▸ GIVEN TASK: Can you echo everything from the start of the data down to and including the line that contains "desktop-icon[interactable]: ☠ Don't", reproducing each line character for character?

________________________________________

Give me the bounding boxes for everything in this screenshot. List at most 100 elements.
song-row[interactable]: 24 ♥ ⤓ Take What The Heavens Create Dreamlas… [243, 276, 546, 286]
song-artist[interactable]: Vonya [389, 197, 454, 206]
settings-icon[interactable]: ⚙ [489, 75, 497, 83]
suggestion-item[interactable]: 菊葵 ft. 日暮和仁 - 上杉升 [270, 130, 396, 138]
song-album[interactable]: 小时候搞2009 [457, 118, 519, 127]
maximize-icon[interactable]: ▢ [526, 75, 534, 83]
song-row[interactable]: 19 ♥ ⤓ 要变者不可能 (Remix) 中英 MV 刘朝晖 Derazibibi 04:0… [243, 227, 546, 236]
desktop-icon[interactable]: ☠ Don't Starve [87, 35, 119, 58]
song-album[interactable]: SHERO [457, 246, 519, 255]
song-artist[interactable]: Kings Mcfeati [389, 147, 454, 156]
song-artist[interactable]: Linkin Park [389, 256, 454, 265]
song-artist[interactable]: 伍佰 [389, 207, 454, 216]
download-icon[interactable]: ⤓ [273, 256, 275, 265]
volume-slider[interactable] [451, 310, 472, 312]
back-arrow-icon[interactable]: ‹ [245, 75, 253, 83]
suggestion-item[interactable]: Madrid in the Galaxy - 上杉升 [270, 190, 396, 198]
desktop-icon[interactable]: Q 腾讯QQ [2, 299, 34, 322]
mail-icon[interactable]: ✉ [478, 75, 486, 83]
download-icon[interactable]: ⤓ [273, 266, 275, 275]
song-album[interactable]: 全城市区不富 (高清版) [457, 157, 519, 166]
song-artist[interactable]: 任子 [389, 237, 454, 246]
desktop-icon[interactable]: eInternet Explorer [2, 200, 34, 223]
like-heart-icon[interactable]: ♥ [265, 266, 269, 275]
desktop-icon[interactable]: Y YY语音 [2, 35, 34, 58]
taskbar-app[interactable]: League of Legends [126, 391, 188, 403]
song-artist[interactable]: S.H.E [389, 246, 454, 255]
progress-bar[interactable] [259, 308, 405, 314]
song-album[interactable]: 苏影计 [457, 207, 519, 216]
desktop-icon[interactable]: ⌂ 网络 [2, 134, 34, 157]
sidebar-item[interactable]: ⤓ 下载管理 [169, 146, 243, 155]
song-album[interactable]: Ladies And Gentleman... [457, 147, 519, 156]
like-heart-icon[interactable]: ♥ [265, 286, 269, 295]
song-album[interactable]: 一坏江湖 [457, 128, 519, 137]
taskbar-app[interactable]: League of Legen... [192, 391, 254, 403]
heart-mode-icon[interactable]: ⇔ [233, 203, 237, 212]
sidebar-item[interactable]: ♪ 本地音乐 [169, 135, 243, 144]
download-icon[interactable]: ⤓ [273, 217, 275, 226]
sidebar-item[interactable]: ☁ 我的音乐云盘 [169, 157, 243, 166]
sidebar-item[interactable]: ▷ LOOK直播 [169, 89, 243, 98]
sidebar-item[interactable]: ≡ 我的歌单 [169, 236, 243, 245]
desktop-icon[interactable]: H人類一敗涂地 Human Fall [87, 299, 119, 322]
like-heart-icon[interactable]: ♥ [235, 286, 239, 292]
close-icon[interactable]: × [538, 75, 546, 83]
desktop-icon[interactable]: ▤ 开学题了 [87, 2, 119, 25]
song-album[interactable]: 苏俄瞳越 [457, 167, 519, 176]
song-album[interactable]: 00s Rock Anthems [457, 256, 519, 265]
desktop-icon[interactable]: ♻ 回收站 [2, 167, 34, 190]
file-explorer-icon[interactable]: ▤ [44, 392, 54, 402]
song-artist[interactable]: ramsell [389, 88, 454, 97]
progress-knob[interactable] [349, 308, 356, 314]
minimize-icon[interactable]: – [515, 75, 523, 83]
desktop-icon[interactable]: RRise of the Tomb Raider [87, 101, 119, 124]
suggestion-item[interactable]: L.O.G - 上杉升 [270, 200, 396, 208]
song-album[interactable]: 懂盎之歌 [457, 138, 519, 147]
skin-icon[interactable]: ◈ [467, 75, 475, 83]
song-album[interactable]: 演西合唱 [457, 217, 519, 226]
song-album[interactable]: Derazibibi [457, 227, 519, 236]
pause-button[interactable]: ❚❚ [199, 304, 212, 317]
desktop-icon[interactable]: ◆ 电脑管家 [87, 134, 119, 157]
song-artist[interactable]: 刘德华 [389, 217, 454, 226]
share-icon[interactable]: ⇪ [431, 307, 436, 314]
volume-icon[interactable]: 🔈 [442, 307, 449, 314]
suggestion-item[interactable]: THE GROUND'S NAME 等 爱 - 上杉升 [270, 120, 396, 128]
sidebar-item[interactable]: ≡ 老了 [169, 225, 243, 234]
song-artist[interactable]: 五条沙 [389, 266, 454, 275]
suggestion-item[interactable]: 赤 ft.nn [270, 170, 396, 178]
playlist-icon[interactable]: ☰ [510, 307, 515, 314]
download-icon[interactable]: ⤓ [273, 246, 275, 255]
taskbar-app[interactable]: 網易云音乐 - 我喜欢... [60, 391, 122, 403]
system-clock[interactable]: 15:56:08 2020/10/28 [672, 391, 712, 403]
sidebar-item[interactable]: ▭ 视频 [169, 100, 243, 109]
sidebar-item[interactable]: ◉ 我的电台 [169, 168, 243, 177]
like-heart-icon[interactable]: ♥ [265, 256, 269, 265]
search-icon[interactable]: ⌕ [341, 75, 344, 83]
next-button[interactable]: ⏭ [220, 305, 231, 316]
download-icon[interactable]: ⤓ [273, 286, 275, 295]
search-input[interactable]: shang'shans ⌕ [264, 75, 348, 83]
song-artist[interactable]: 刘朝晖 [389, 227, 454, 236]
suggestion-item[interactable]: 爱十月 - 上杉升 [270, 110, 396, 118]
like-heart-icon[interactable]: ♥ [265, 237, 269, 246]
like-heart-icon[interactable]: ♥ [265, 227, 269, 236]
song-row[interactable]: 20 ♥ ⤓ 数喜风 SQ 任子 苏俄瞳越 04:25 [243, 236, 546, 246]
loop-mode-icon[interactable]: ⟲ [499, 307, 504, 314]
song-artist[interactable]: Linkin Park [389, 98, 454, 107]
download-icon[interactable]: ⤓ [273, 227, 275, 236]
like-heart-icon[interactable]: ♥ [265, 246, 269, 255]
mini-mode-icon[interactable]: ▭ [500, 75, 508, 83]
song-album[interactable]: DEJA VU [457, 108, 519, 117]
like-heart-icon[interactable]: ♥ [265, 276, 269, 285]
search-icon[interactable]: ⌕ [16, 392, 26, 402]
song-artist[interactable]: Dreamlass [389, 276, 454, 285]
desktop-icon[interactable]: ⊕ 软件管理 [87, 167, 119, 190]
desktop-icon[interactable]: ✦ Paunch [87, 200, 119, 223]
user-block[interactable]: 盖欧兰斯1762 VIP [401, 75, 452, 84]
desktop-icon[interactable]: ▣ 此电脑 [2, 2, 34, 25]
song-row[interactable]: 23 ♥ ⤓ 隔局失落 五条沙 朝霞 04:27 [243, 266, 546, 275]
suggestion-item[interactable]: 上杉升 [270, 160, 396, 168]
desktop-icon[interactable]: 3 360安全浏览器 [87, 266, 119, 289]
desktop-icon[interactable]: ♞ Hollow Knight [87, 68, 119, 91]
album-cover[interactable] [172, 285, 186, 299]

________________________________________

▸ THE ANSWER:
Give me the bounding boxes for everything in this screenshot. List at most 100 elements.
song-row[interactable]: 24 ♥ ⤓ Take What The Heavens Create Dreamlas… [243, 276, 546, 286]
song-artist[interactable]: Vonya [389, 197, 454, 206]
settings-icon[interactable]: ⚙ [489, 75, 497, 83]
suggestion-item[interactable]: 菊葵 ft. 日暮和仁 - 上杉升 [270, 130, 396, 138]
song-album[interactable]: 小时候搞2009 [457, 118, 519, 127]
maximize-icon[interactable]: ▢ [526, 75, 534, 83]
song-row[interactable]: 19 ♥ ⤓ 要变者不可能 (Remix) 中英 MV 刘朝晖 Derazibibi 04:0… [243, 227, 546, 236]
desktop-icon[interactable]: ☠ Don't Starve [87, 35, 119, 58]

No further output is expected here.